TASK PROMPT — What follows is a set of records; restate each one word for word and drop the pictures.

SUPPLIED DATA —
** Start **
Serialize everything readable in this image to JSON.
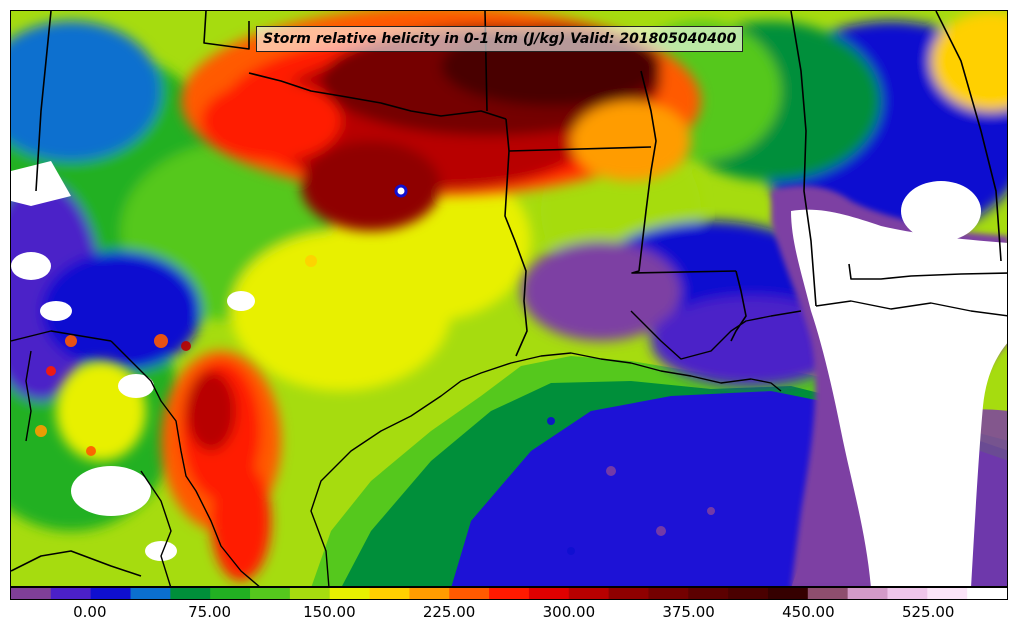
{
  "title": "Storm relative helicity in 0-1 km (J/kg) Valid: 201805040400",
  "colors": {
    "levels": [
      "#7f3f98",
      "#4b20c8",
      "#0f0fd0",
      "#0b6fcf",
      "#008f3a",
      "#22b022",
      "#55c81d",
      "#a6dc0f",
      "#e8f000",
      "#ffd000",
      "#ff9c00",
      "#ff5a00",
      "#ff1a00",
      "#e00000",
      "#b80000",
      "#8f0000",
      "#740000",
      "#5c0000",
      "#4a0000",
      "#350000",
      "#8e4e6e",
      "#d39ac8",
      "#efc5ea",
      "#fbe4f8",
      "#ffffff"
    ],
    "water_gulf": "#1d12d6",
    "water_edge": "#7d3fa3",
    "land_base": "#dcec1a",
    "border_line": "#000000"
  },
  "colorbar": {
    "range": [
      -50,
      575
    ],
    "tick_labels": [
      "0.00",
      "75.00",
      "150.00",
      "225.00",
      "300.00",
      "375.00",
      "450.00",
      "525.00"
    ],
    "tick_values": [
      0,
      75,
      150,
      225,
      300,
      375,
      450,
      525
    ]
  }
}
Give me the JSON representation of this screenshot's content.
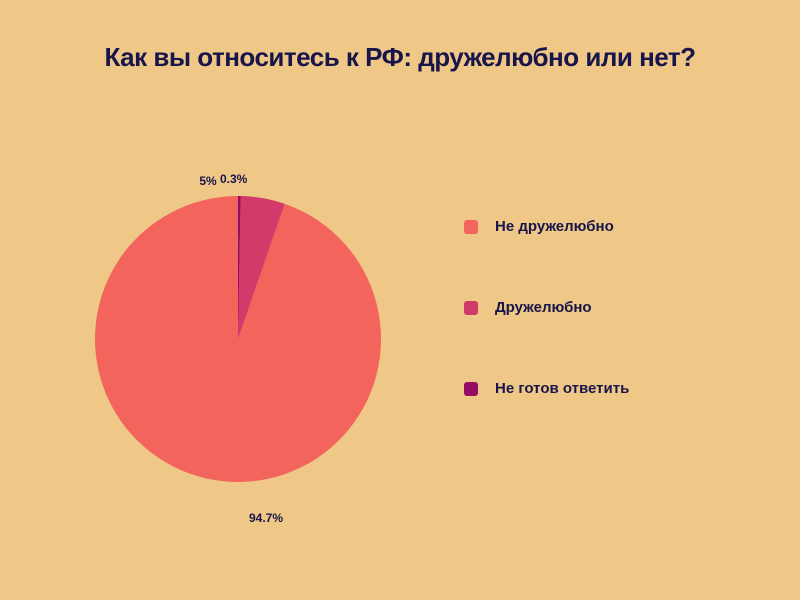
{
  "chart_data": {
    "type": "pie",
    "title": "Как вы относитесь к РФ: дружелюбно или нет?",
    "legend_position": "right",
    "slices": [
      {
        "label": "Не дружелюбно",
        "value": 94.7,
        "display": "94.7%",
        "color": "#F2645C"
      },
      {
        "label": "Дружелюбно",
        "value": 5,
        "display": "5%",
        "color": "#D23A6A"
      },
      {
        "label": "Не готов ответить",
        "value": 0.3,
        "display": "0.3%",
        "color": "#950D63"
      }
    ]
  }
}
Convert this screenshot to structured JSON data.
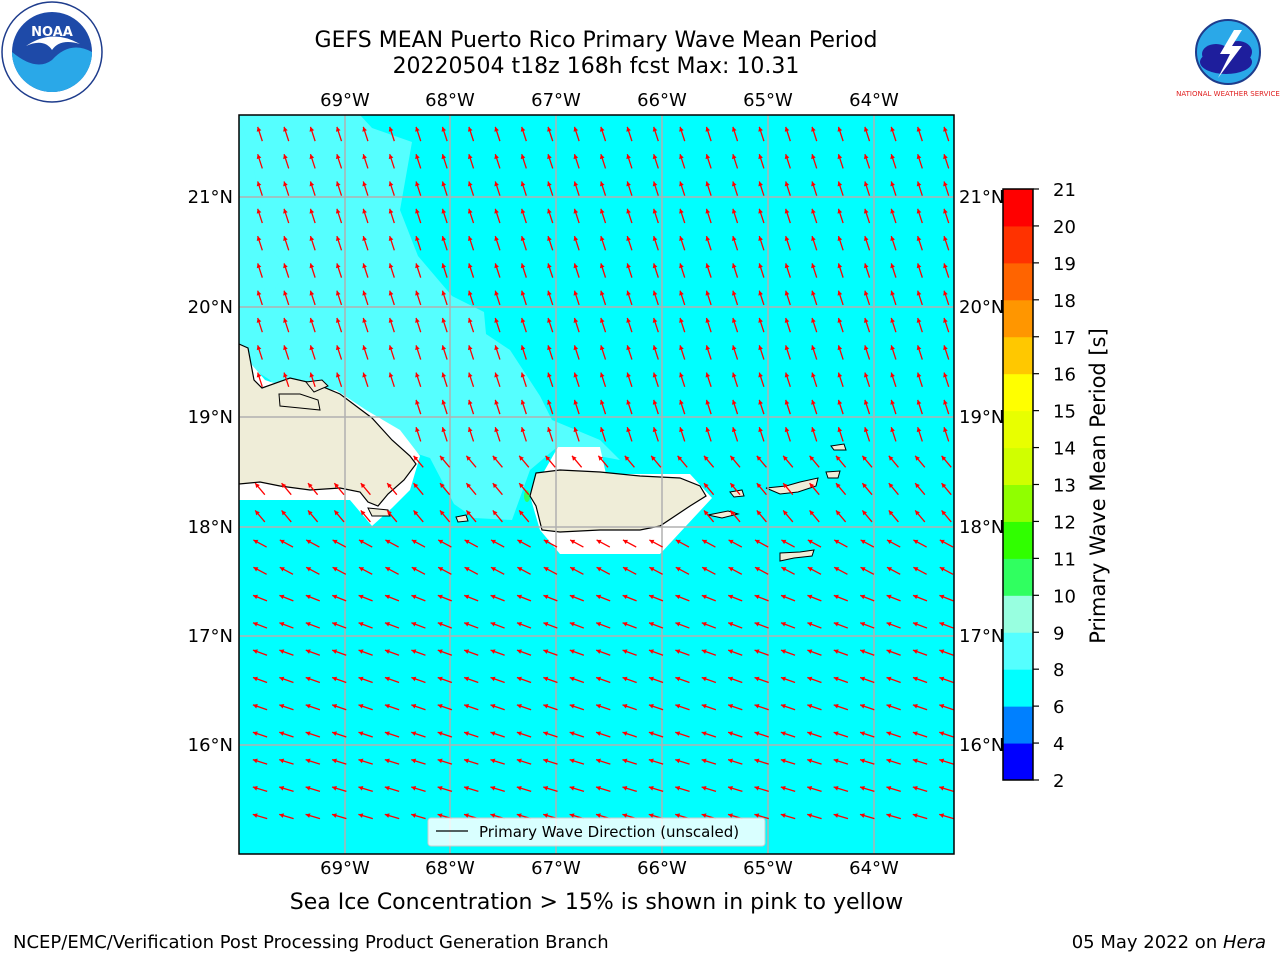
{
  "title": {
    "line1": "GEFS MEAN Puerto Rico Primary Wave Mean Period",
    "line2": "20220504 t18z 168h fcst   Max: 10.31"
  },
  "map": {
    "lon_labels": [
      "69°W",
      "68°W",
      "67°W",
      "66°W",
      "65°W",
      "64°W"
    ],
    "lat_labels": [
      "21°N",
      "20°N",
      "19°N",
      "18°N",
      "17°N",
      "16°N"
    ],
    "legend_label": "Primary Wave Direction (unscaled)",
    "colors": {
      "ocean": "#00ffff",
      "ocean_light": "#55ffff",
      "land": "#efedd8",
      "arrow": "#ff0000",
      "grid": "#b0b0b0"
    }
  },
  "colorbar": {
    "label": "Primary Wave Mean Period [s]",
    "ticks": [
      "2",
      "4",
      "6",
      "8",
      "9",
      "10",
      "11",
      "12",
      "13",
      "14",
      "15",
      "16",
      "17",
      "18",
      "19",
      "20",
      "21"
    ],
    "colors": [
      "#0000ff",
      "#0080ff",
      "#00ffff",
      "#55ffff",
      "#98ffe0",
      "#30ff60",
      "#30ff00",
      "#90ff00",
      "#d0ff00",
      "#e8ff00",
      "#ffff00",
      "#ffc800",
      "#ff9600",
      "#ff6400",
      "#ff3200",
      "#ff0000"
    ]
  },
  "footer": {
    "note": "Sea Ice Concentration > 15% is shown in pink to yellow",
    "credit_left": "NCEP/EMC/Verification Post Processing Product Generation Branch",
    "credit_right_date": "05 May 2022 on ",
    "credit_right_host": "Hera"
  },
  "logos": {
    "noaa_text": "NOAA",
    "nws_text": "NATIONAL WEATHER SERVICE"
  }
}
** End **
RESULT —
Serialize everything readable in this image to JSON.
{
  "title": "Storm relative helicity in 0-1 km (J/kg) Valid: 201805040400",
  "colors": {
    "levels": [
      "#7f3f98",
      "#4b20c8",
      "#0f0fd0",
      "#0b6fcf",
      "#008f3a",
      "#22b022",
      "#55c81d",
      "#a6dc0f",
      "#e8f000",
      "#ffd000",
      "#ff9c00",
      "#ff5a00",
      "#ff1a00",
      "#e00000",
      "#b80000",
      "#8f0000",
      "#740000",
      "#5c0000",
      "#4a0000",
      "#350000",
      "#8e4e6e",
      "#d39ac8",
      "#efc5ea",
      "#fbe4f8",
      "#ffffff"
    ],
    "water_gulf": "#1d12d6",
    "water_edge": "#7d3fa3",
    "land_base": "#dcec1a",
    "border_line": "#000000"
  },
  "colorbar": {
    "range": [
      -50,
      575
    ],
    "tick_labels": [
      "0.00",
      "75.00",
      "150.00",
      "225.00",
      "300.00",
      "375.00",
      "450.00",
      "525.00"
    ],
    "tick_values": [
      0,
      75,
      150,
      225,
      300,
      375,
      450,
      525
    ]
  }
}
Give me the JSON representation of this screenshot's content.
{
  "chart_data": {
    "type": "pie",
    "title": "Как вы относитесь к РФ: дружелюбно или нет?",
    "legend_position": "right",
    "slices": [
      {
        "label": "Не дружелюбно",
        "value": 94.7,
        "display": "94.7%",
        "color": "#F2645C"
      },
      {
        "label": "Дружелюбно",
        "value": 5,
        "display": "5%",
        "color": "#D23A6A"
      },
      {
        "label": "Не готов ответить",
        "value": 0.3,
        "display": "0.3%",
        "color": "#950D63"
      }
    ]
  }
}
Convert this screenshot to structured JSON data.
{
  "title": {
    "line1": "GEFS MEAN Puerto Rico Primary Wave Mean Period",
    "line2": "20220504 t18z 168h fcst   Max: 10.31"
  },
  "map": {
    "lon_labels": [
      "69°W",
      "68°W",
      "67°W",
      "66°W",
      "65°W",
      "64°W"
    ],
    "lat_labels": [
      "21°N",
      "20°N",
      "19°N",
      "18°N",
      "17°N",
      "16°N"
    ],
    "legend_label": "Primary Wave Direction (unscaled)",
    "colors": {
      "ocean": "#00ffff",
      "ocean_light": "#55ffff",
      "land": "#efedd8",
      "arrow": "#ff0000",
      "grid": "#b0b0b0"
    }
  },
  "colorbar": {
    "label": "Primary Wave Mean Period [s]",
    "ticks": [
      "2",
      "4",
      "6",
      "8",
      "9",
      "10",
      "11",
      "12",
      "13",
      "14",
      "15",
      "16",
      "17",
      "18",
      "19",
      "20",
      "21"
    ],
    "colors": [
      "#0000ff",
      "#0080ff",
      "#00ffff",
      "#55ffff",
      "#98ffe0",
      "#30ff60",
      "#30ff00",
      "#90ff00",
      "#d0ff00",
      "#e8ff00",
      "#ffff00",
      "#ffc800",
      "#ff9600",
      "#ff6400",
      "#ff3200",
      "#ff0000"
    ]
  },
  "footer": {
    "note": "Sea Ice Concentration > 15% is shown in pink to yellow",
    "credit_left": "NCEP/EMC/Verification Post Processing Product Generation Branch",
    "credit_right_date": "05 May 2022 on ",
    "credit_right_host": "Hera"
  },
  "logos": {
    "noaa_text": "NOAA",
    "nws_text": "NATIONAL WEATHER SERVICE"
  }
}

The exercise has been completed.